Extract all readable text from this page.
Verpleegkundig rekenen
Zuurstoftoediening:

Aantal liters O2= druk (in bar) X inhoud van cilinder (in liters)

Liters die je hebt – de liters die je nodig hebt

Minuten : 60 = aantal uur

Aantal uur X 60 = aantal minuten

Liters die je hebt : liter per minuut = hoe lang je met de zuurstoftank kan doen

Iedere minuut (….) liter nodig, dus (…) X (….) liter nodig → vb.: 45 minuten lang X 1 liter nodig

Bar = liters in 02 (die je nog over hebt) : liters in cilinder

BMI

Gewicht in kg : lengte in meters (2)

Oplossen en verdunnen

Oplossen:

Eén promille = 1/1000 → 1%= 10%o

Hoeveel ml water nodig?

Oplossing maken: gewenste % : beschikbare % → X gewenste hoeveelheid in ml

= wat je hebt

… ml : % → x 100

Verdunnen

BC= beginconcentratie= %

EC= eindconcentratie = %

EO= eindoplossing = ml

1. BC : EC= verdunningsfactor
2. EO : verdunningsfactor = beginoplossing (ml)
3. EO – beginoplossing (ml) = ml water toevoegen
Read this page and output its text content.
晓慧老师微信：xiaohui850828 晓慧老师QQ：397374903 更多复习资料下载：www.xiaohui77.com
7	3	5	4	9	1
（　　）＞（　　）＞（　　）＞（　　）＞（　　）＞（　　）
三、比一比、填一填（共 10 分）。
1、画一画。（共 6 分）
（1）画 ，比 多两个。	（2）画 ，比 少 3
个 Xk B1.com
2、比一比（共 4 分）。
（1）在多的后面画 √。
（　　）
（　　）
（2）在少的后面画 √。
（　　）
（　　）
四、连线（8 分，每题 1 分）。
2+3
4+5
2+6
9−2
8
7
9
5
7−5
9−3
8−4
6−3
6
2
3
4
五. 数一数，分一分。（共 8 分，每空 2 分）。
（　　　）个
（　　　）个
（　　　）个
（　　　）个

» **Work to do**:
Without changing a word, restate the whole listing.

» **Task result**:
Extract all readable text from this page.
Verpleegkundig rekenen
Zuurstoftoediening:

Aantal liters O2= druk (in bar) X inhoud van cilinder (in liters)

Liters die je hebt – de liters die je nodig hebt

Minuten : 60 = aantal uur

Aantal uur X 60 = aantal minuten

Liters die je hebt : liter per minuut = hoe lang je met de zuurstoftank kan doen

Iedere minuut (….) liter nodig, dus (…) X (….) liter nodig → vb.: 45 minuten lang X 1 liter nodig

Bar = liters in 02 (die je nog over hebt) : liters in cilinder

BMI

Gewicht in kg : lengte in meters (2)

Oplossen en verdunnen

Oplossen:

Eén promille = 1/1000 → 1%= 10%o

Hoeveel ml water nodig?

Oplossing maken: gewenste % : beschikbare % → X gewenste hoeveelheid in ml

= wat je hebt

… ml : % → x 100

Verdunnen

BC= beginconcentratie= %

EC= eindconcentratie = %

EO= eindoplossing = ml

1. BC : EC= verdunningsfactor
2. EO : verdunningsfactor = beginoplossing (ml)
3. EO – beginoplossing (ml) = ml water toevoegen
Read this page and output its text content.
晓慧老师微信：xiaohui850828 晓慧老师QQ：397374903 更多复习资料下载：www.xiaohui77.com
7	3	5	4	9	1
（　　）＞（　　）＞（　　）＞（　　）＞（　　）＞（　　）
三、比一比、填一填（共 10 分）。
1、画一画。（共 6 分）
（1）画 ，比 多两个。	（2）画 ，比 少 3
个 Xk B1.com
2、比一比（共 4 分）。
（1）在多的后面画 √。
（　　）
（　　）
（2）在少的后面画 √。
（　　）
（　　）
四、连线（8 分，每题 1 分）。
2+3
4+5
2+6
9−2
8
7
9
5
7−5
9−3
8−4
6−3
6
2
3
4
五. 数一数，分一分。（共 8 分，每空 2 分）。
（　　　）个
（　　　）个
（　　　）个
（　　　）个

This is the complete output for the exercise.